[Figure dataset records]
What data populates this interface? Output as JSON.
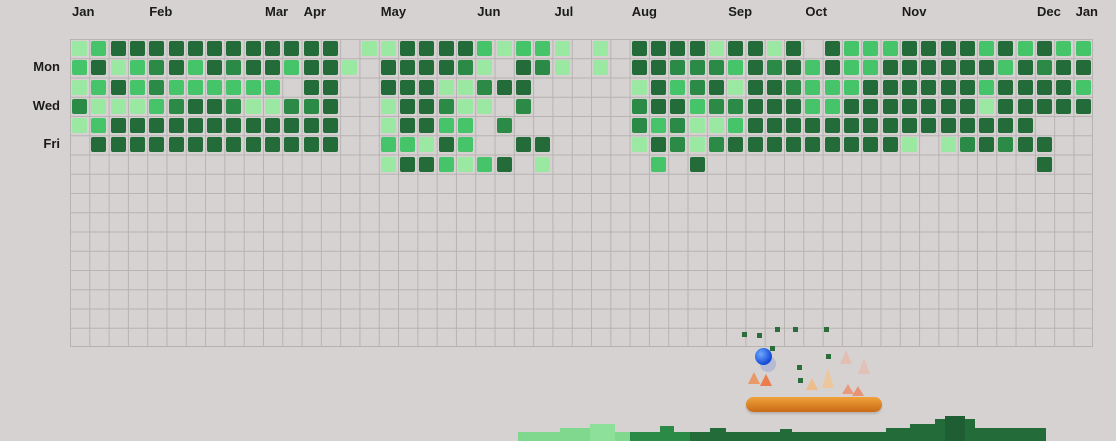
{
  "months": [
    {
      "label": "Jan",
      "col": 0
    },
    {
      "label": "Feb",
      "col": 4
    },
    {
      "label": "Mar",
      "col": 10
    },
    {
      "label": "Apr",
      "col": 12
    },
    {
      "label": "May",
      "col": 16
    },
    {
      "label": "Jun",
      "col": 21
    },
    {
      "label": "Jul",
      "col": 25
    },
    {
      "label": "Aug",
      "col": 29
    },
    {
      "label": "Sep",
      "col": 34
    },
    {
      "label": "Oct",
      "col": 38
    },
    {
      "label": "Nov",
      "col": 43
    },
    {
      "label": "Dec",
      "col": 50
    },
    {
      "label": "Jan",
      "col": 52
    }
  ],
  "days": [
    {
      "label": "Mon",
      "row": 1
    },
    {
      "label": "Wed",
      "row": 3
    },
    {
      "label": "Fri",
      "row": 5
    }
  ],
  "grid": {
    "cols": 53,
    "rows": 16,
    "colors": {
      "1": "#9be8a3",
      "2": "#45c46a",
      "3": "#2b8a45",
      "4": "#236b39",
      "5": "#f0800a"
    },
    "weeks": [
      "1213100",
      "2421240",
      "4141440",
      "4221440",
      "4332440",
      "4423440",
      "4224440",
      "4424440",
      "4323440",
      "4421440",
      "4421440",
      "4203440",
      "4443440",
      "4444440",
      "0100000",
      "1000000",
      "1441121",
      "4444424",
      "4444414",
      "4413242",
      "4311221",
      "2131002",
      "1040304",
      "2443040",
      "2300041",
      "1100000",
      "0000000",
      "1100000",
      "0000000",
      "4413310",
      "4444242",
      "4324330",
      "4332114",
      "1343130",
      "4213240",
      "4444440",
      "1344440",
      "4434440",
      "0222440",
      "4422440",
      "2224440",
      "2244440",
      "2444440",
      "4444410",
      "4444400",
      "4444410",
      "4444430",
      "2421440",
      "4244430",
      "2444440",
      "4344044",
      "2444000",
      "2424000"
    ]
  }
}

Stated goal.
Repeat the preceding records precisely, and leave every picture out of the copy.

Solution for this task.
What data populates this interface? Output as JSON.
{
  "months": [
    {
      "label": "Jan",
      "col": 0
    },
    {
      "label": "Feb",
      "col": 4
    },
    {
      "label": "Mar",
      "col": 10
    },
    {
      "label": "Apr",
      "col": 12
    },
    {
      "label": "May",
      "col": 16
    },
    {
      "label": "Jun",
      "col": 21
    },
    {
      "label": "Jul",
      "col": 25
    },
    {
      "label": "Aug",
      "col": 29
    },
    {
      "label": "Sep",
      "col": 34
    },
    {
      "label": "Oct",
      "col": 38
    },
    {
      "label": "Nov",
      "col": 43
    },
    {
      "label": "Dec",
      "col": 50
    },
    {
      "label": "Jan",
      "col": 52
    }
  ],
  "days": [
    {
      "label": "Mon",
      "row": 1
    },
    {
      "label": "Wed",
      "row": 3
    },
    {
      "label": "Fri",
      "row": 5
    }
  ],
  "grid": {
    "cols": 53,
    "rows": 16,
    "colors": {
      "1": "#9be8a3",
      "2": "#45c46a",
      "3": "#2b8a45",
      "4": "#236b39",
      "5": "#f0800a"
    },
    "weeks": [
      "1213100",
      "2421240",
      "4141440",
      "4221440",
      "4332440",
      "4423440",
      "4224440",
      "4424440",
      "4323440",
      "4421440",
      "4421440",
      "4203440",
      "4443440",
      "4444440",
      "0100000",
      "1000000",
      "1441121",
      "4444424",
      "4444414",
      "4413242",
      "4311221",
      "2131002",
      "1040304",
      "2443040",
      "2300041",
      "1100000",
      "0000000",
      "1100000",
      "0000000",
      "4413310",
      "4444242",
      "4324330",
      "4332114",
      "1343130",
      "4213240",
      "4444440",
      "1344440",
      "4434440",
      "0222440",
      "4422440",
      "2224440",
      "2244440",
      "2444440",
      "4444410",
      "4444400",
      "4444410",
      "4444430",
      "2421440",
      "4244430",
      "2444440",
      "4344044",
      "2444000",
      "2424000"
    ]
  }
}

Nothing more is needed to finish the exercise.